Set problem
Filter out everything except lines holding "الله".

━━ Exercise inputs ━━

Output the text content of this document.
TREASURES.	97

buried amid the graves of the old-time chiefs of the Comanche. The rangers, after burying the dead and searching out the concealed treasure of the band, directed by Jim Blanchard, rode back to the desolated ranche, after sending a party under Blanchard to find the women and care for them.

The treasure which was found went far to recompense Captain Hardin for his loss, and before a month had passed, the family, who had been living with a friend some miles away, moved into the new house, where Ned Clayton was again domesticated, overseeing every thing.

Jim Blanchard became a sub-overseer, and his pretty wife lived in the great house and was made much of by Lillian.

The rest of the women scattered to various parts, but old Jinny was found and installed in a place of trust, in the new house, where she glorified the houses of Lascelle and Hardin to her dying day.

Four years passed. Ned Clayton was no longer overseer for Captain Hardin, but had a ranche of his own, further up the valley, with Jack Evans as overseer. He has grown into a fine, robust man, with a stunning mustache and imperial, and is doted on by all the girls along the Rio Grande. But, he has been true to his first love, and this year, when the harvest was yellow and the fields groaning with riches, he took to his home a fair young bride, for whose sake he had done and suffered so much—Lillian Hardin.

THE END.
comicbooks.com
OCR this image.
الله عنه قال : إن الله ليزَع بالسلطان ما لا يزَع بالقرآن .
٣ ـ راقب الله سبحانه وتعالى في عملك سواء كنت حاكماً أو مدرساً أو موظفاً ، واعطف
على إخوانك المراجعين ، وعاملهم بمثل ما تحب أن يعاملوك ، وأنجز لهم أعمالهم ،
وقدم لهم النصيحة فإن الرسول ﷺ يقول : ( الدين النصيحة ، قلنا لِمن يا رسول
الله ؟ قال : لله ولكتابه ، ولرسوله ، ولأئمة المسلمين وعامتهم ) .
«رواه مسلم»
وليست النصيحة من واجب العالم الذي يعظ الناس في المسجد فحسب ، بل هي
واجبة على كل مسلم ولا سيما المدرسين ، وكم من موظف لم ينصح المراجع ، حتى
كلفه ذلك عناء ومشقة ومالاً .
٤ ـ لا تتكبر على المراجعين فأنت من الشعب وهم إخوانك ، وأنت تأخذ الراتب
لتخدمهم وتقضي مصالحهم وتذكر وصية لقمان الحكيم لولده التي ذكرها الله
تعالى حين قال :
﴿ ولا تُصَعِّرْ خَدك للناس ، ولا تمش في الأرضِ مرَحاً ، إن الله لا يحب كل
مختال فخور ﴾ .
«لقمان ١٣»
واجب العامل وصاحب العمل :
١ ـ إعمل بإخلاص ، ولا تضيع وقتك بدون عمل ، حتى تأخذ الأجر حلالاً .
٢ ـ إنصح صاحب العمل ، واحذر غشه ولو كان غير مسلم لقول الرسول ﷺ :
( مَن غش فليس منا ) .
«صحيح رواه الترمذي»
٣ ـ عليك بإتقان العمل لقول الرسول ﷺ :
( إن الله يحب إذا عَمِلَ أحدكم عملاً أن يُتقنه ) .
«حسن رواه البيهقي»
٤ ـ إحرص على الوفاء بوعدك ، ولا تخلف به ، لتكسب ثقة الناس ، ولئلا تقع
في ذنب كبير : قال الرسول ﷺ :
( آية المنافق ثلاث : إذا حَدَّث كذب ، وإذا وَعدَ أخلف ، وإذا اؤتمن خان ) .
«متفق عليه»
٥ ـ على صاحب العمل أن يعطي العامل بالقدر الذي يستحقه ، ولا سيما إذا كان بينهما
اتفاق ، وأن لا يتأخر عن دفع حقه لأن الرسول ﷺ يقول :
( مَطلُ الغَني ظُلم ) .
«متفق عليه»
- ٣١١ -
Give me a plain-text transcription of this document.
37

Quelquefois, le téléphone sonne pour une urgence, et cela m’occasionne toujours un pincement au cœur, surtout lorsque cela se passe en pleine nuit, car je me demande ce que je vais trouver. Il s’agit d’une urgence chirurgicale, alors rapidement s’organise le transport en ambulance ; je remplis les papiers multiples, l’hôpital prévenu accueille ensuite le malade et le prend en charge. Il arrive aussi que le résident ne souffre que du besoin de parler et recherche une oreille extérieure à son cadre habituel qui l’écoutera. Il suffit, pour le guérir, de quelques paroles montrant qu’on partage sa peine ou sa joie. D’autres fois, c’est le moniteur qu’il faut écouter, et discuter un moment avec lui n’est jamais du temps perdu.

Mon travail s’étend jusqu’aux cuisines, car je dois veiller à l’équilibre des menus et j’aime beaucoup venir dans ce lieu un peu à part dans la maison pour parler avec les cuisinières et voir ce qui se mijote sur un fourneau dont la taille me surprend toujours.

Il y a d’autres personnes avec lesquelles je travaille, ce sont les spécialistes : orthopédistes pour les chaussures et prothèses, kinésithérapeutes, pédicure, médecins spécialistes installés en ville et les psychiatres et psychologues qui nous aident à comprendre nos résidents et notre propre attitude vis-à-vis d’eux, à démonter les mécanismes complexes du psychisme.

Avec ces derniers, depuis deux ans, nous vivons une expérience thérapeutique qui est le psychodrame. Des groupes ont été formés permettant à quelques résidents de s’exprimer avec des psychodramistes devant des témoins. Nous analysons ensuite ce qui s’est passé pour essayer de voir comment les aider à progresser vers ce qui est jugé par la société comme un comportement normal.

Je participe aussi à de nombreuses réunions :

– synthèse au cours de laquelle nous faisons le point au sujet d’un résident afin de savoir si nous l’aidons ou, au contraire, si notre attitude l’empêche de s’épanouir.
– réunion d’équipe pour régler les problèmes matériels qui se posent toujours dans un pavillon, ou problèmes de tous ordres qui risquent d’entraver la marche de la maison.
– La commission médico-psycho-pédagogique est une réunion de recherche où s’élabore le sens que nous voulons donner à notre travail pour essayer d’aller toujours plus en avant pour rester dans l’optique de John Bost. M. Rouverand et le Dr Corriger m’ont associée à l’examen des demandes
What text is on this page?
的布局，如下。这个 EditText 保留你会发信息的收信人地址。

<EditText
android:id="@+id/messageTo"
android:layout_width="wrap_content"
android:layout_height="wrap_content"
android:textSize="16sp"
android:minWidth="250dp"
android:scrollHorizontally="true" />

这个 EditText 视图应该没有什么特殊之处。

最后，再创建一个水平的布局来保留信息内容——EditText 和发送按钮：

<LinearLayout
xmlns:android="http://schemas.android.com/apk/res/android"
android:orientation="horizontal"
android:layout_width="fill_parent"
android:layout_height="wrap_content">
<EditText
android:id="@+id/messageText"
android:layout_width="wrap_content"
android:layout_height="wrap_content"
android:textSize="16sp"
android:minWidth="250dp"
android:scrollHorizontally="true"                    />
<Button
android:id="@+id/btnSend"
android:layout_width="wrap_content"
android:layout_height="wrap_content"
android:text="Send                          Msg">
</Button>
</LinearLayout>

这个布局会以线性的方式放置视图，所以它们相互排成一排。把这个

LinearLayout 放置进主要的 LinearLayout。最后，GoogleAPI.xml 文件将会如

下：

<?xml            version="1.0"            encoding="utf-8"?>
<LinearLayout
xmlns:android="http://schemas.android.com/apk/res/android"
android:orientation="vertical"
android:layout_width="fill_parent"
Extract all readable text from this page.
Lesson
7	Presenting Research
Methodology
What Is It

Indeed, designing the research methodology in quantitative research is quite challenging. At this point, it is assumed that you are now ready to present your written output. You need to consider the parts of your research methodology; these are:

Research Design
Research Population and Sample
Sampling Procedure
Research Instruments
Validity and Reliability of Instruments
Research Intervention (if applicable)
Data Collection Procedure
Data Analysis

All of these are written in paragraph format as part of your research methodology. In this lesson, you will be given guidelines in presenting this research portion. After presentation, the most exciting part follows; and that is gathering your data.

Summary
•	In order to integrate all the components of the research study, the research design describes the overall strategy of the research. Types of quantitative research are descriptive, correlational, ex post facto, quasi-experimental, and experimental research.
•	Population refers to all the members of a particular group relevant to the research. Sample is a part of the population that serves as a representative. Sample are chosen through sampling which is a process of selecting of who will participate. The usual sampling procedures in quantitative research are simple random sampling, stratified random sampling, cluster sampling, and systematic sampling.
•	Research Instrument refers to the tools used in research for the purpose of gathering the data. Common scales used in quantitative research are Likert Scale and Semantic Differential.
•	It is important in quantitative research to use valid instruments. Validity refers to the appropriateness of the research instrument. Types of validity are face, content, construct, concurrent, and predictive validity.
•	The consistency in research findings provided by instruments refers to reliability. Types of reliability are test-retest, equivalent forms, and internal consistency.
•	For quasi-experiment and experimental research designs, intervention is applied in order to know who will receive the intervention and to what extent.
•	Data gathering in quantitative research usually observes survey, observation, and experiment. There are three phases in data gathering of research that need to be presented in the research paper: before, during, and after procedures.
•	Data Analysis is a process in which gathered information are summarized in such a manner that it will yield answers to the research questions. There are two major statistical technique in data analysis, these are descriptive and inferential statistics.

━━━

Written answer
الله عنه قال : إن الله ليزَع بالسلطان ما لا يزَع بالقرآن .
٣ ـ راقب الله سبحانه وتعالى في عملك سواء كنت حاكماً أو مدرساً أو موظفاً ، واعطف
الله ؟ قال : لله ولكتابه ، ولرسوله ، ولأئمة المسلمين وعامتهم ) .
لتخدمهم وتقضي مصالحهم وتذكر وصية لقمان الحكيم لولده التي ذكرها الله
﴿ ولا تُصَعِّرْ خَدك للناس ، ولا تمش في الأرضِ مرَحاً ، إن الله لا يحب كل
( إن الله يحب إذا عَمِلَ أحدكم عملاً أن يُتقنه ) .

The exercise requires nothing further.